__STATED PROBLEM__.
Below are the records; locate each line with the word "this" and copy it.

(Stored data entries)
━━━

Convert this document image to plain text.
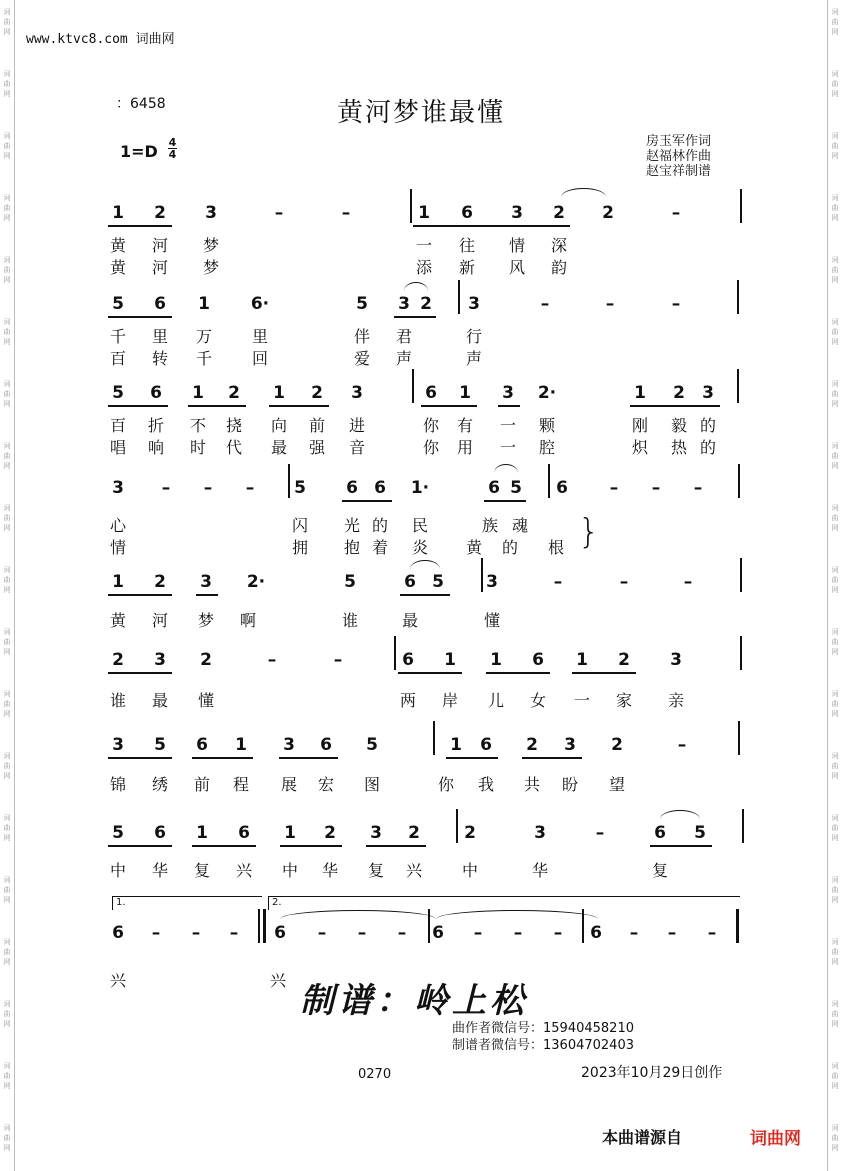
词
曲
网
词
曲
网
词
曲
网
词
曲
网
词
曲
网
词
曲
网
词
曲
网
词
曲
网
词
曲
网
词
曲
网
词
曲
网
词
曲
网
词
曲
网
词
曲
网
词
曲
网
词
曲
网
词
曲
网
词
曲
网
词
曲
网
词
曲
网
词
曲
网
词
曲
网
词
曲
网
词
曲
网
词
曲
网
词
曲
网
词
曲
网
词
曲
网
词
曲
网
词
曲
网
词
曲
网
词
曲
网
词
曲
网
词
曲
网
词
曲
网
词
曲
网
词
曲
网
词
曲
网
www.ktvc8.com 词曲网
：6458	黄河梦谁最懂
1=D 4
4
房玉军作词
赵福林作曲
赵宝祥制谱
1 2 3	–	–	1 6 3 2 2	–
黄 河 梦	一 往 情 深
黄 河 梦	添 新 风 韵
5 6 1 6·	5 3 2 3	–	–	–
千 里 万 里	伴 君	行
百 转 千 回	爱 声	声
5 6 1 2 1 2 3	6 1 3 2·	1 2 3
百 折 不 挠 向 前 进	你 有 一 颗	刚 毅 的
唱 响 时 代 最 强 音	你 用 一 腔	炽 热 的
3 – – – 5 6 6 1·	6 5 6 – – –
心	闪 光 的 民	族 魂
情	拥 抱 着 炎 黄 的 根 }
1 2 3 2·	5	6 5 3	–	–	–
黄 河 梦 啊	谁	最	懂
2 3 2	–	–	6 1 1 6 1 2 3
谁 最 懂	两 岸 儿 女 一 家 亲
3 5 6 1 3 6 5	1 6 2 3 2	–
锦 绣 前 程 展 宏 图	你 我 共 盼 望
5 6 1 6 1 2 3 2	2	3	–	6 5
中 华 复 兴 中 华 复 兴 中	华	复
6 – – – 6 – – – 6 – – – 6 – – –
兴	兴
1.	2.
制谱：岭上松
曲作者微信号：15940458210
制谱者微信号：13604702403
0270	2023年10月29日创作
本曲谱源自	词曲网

━━━

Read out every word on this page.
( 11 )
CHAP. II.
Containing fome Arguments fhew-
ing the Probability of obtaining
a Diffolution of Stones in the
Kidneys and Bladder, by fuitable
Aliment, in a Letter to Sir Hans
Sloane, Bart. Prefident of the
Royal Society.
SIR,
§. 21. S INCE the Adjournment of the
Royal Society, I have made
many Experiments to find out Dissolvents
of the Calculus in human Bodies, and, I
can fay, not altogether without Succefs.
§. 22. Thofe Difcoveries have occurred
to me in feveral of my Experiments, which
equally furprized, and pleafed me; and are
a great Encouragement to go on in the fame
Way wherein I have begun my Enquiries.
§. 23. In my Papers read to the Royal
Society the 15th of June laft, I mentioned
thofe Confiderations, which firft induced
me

━━━

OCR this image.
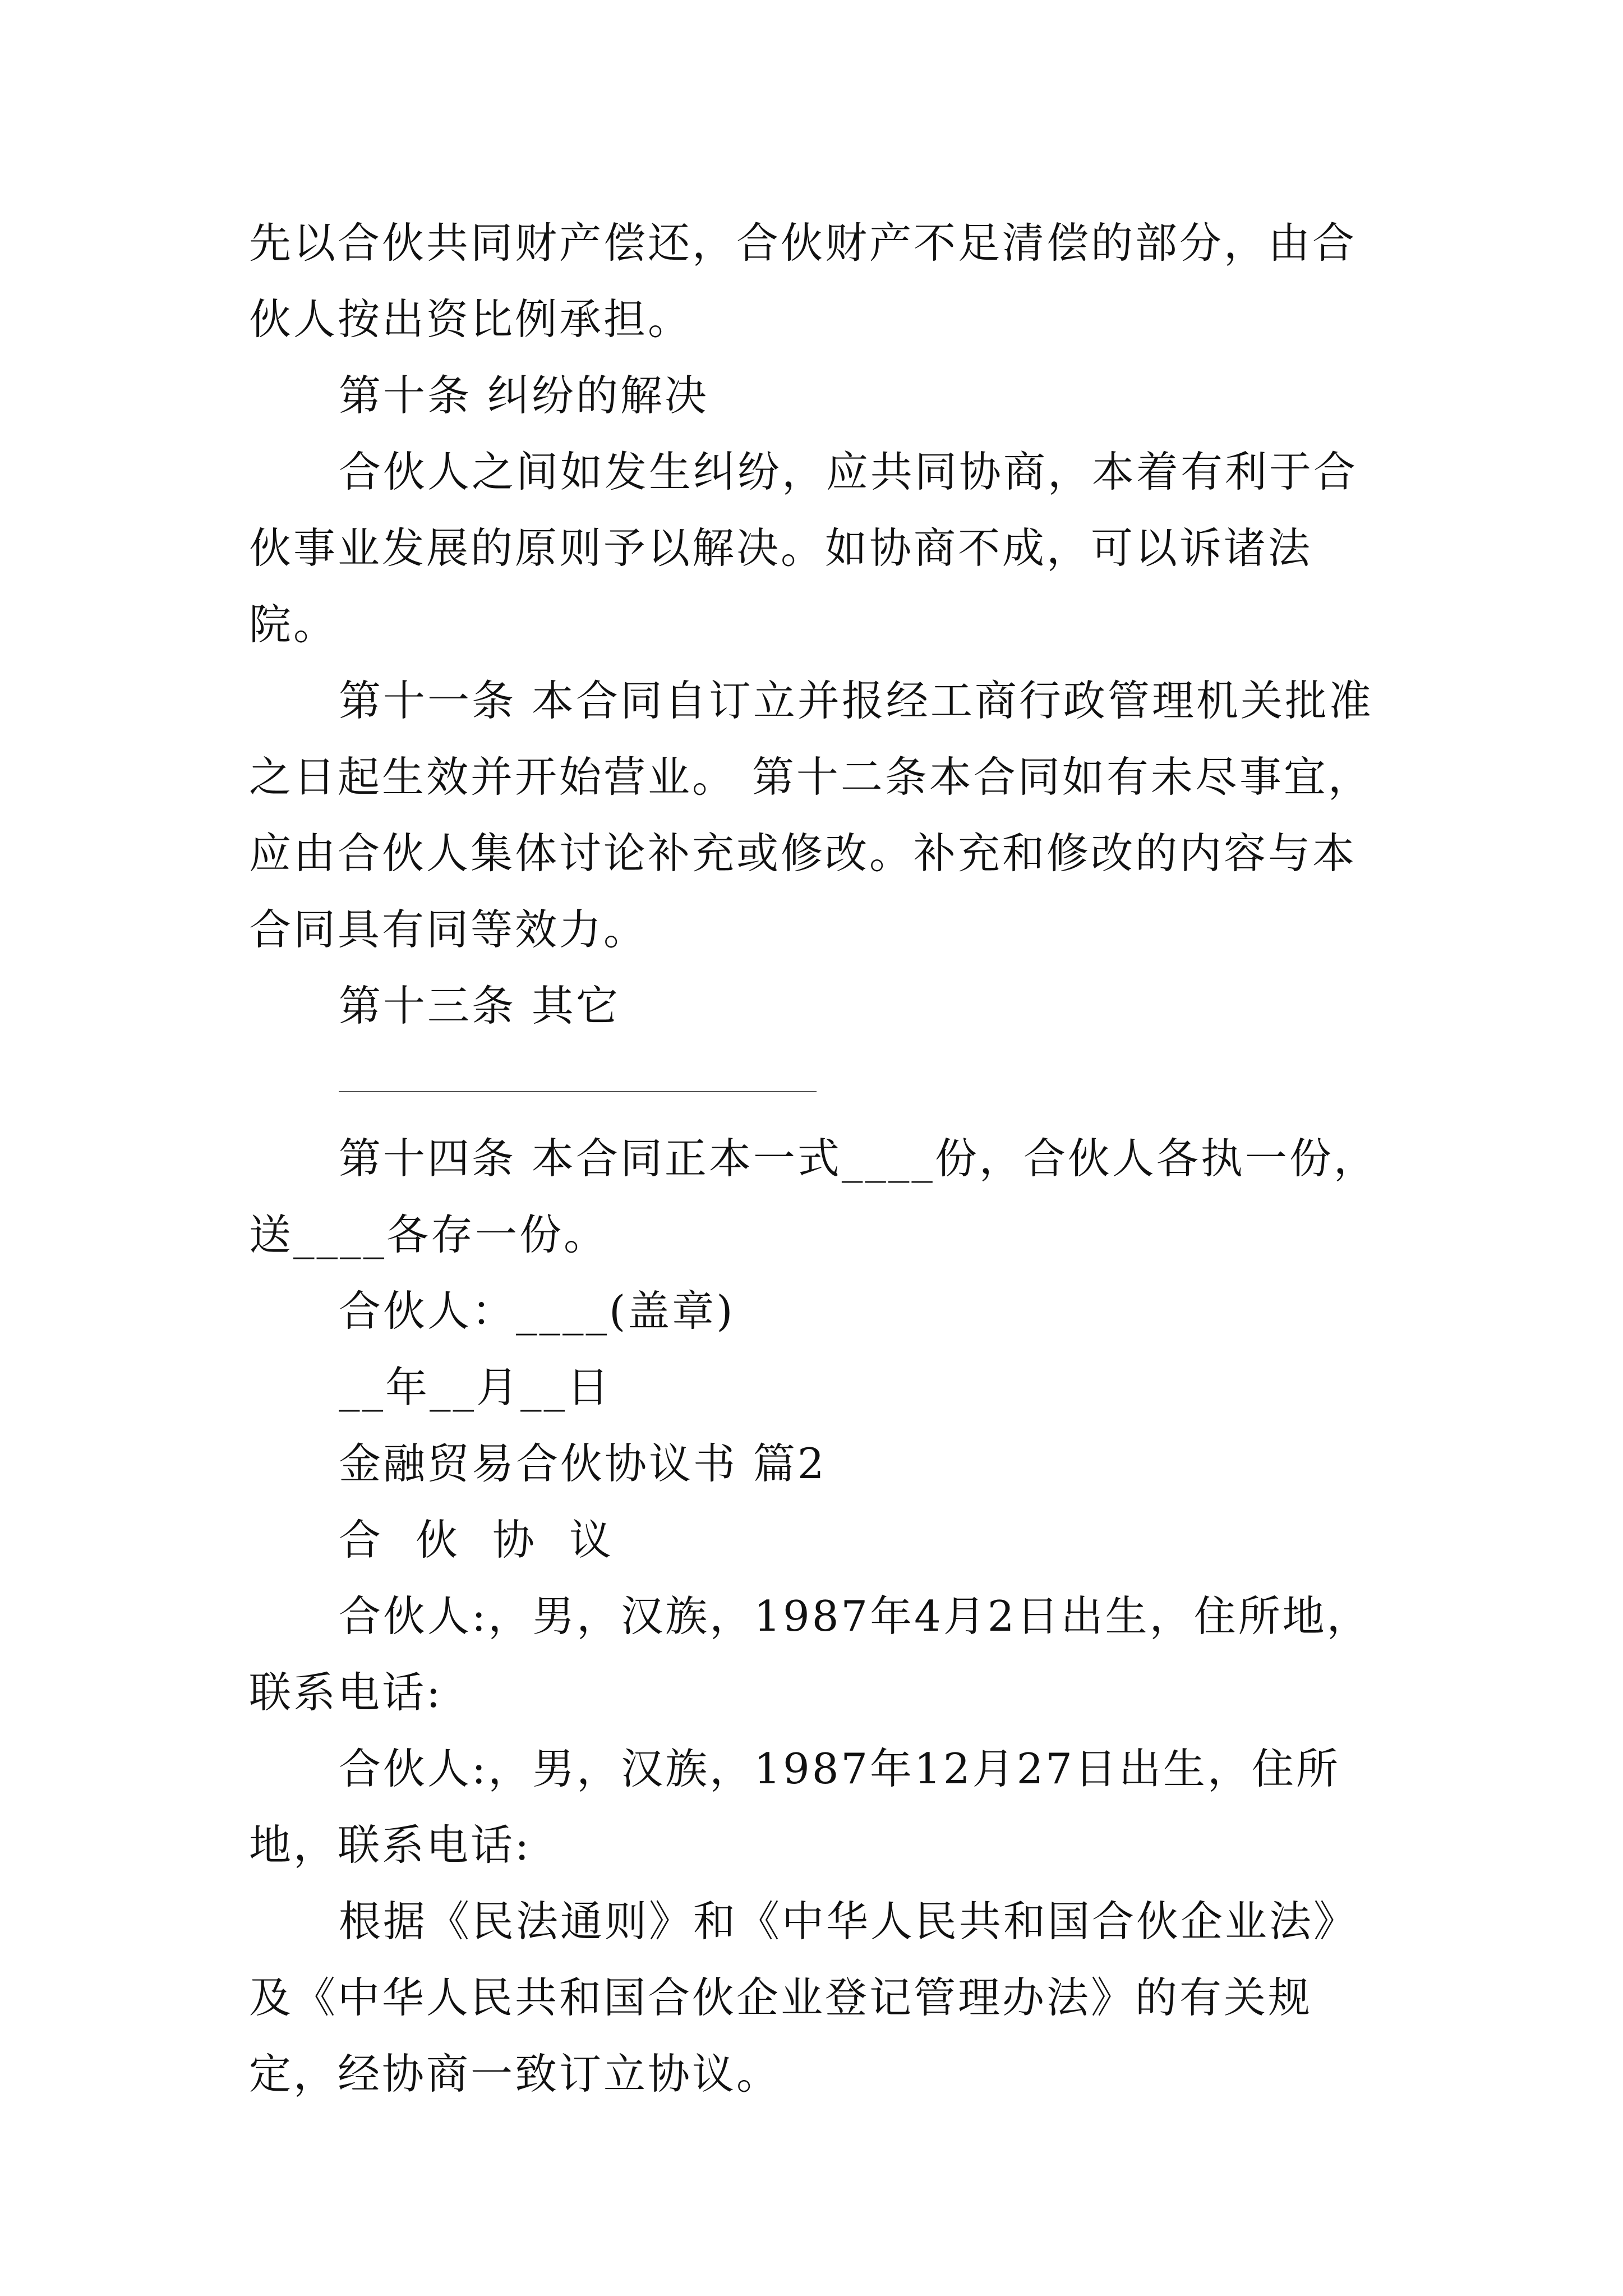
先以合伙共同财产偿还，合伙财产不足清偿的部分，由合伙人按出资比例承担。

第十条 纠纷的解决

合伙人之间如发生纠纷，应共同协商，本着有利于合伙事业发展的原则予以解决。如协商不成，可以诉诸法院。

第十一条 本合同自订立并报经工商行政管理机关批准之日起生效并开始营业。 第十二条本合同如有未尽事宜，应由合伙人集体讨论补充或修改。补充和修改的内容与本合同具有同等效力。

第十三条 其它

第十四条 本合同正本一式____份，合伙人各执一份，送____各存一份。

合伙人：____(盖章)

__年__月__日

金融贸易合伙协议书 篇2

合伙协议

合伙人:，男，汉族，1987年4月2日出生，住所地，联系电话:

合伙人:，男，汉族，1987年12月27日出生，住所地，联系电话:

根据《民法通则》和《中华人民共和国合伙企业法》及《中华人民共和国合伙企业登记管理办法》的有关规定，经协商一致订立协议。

━━━

__WRITTEN ANSWER__.
Convert this document image to plain text.
Read out every word on this page.
OCR this image.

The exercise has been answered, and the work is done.